Please give each line of the material below as a numbered list, leaving out any blank lines.

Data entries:
>>>

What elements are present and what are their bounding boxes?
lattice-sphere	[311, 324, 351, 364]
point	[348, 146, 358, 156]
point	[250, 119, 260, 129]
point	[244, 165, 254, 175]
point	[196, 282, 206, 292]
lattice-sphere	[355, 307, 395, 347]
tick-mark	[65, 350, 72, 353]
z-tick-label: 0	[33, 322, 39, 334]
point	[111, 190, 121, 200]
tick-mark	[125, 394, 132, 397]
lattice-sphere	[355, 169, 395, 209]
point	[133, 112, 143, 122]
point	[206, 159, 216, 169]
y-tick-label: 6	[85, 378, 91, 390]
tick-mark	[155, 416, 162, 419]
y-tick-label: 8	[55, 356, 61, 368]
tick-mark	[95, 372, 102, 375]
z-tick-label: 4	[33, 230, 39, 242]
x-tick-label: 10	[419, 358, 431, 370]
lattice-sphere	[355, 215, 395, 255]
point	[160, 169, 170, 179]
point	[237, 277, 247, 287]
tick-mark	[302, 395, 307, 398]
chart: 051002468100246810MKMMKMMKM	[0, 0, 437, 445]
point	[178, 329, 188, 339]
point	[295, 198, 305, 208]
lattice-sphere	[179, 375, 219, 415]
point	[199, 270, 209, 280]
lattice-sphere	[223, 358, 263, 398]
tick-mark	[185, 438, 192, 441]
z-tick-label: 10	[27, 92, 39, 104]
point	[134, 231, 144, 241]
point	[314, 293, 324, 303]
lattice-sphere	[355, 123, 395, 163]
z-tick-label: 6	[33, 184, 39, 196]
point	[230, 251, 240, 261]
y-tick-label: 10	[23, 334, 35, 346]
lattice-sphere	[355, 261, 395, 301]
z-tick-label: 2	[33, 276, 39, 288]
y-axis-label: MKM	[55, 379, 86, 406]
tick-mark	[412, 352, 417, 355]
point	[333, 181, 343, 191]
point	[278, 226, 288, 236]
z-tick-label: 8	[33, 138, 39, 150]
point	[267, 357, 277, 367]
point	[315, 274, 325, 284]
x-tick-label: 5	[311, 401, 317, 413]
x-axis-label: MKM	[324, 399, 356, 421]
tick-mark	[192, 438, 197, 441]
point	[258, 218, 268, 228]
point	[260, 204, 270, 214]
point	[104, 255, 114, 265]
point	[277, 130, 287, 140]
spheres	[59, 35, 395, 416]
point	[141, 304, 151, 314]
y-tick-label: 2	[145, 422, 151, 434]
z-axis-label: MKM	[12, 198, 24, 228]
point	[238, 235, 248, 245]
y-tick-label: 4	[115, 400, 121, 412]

<<<

§ WRITTEN SOLUTION:
1. What elements are present and what are their bounding boxes?
2. lattice-sphere	[311, 324, 351, 364]
3. point	[348, 146, 358, 156]
4. point	[250, 119, 260, 129]
5. point	[244, 165, 254, 175]
6. point	[196, 282, 206, 292]
7. lattice-sphere	[355, 307, 395, 347]
8. tick-mark	[65, 350, 72, 353]
9. z-tick-label: 0	[33, 322, 39, 334]
10. point	[111, 190, 121, 200]
11. tick-mark	[125, 394, 132, 397]
12. lattice-sphere	[355, 169, 395, 209]
13. point	[133, 112, 143, 122]
14. point	[206, 159, 216, 169]
15. y-tick-label: 6	[85, 378, 91, 390]
16. tick-mark	[155, 416, 162, 419]
17. y-tick-label: 8	[55, 356, 61, 368]
18. tick-mark	[95, 372, 102, 375]
19. z-tick-label: 4	[33, 230, 39, 242]
20. x-tick-label: 10	[419, 358, 431, 370]
21. lattice-sphere	[355, 215, 395, 255]
22. point	[160, 169, 170, 179]
23. point	[237, 277, 247, 287]
24. tick-mark	[302, 395, 307, 398]
25. chart: 051002468100246810MKMMKMMKM	[0, 0, 437, 445]
26. point	[178, 329, 188, 339]
27. point	[295, 198, 305, 208]
28. lattice-sphere	[179, 375, 219, 415]
29. point	[199, 270, 209, 280]
30. lattice-sphere	[223, 358, 263, 398]
31. tick-mark	[185, 438, 192, 441]
32. z-tick-label: 10	[27, 92, 39, 104]
33. point	[134, 231, 144, 241]
34. point	[314, 293, 324, 303]
35. lattice-sphere	[355, 123, 395, 163]
36. z-tick-label: 6	[33, 184, 39, 196]
37. point	[230, 251, 240, 261]
38. y-tick-label: 10	[23, 334, 35, 346]
39. lattice-sphere	[355, 261, 395, 301]
40. z-tick-label: 2	[33, 276, 39, 288]
41. y-axis-label: MKM	[55, 379, 86, 406]
42. tick-mark	[412, 352, 417, 355]
43. point	[333, 181, 343, 191]
44. point	[278, 226, 288, 236]
45. z-tick-label: 8	[33, 138, 39, 150]
46. point	[267, 357, 277, 367]
47. point	[315, 274, 325, 284]
48. x-tick-label: 5	[311, 401, 317, 413]
49. x-axis-label: MKM	[324, 399, 356, 421]
50. tick-mark	[192, 438, 197, 441]
51. point	[258, 218, 268, 228]
52. point	[260, 204, 270, 214]
53. point	[104, 255, 114, 265]
54. point	[277, 130, 287, 140]
55. spheres	[59, 35, 395, 416]
56. point	[141, 304, 151, 314]
57. y-tick-label: 2	[145, 422, 151, 434]
58. z-axis-label: MKM	[12, 198, 24, 228]
59. point	[238, 235, 248, 245]
60. y-tick-label: 4	[115, 400, 121, 412]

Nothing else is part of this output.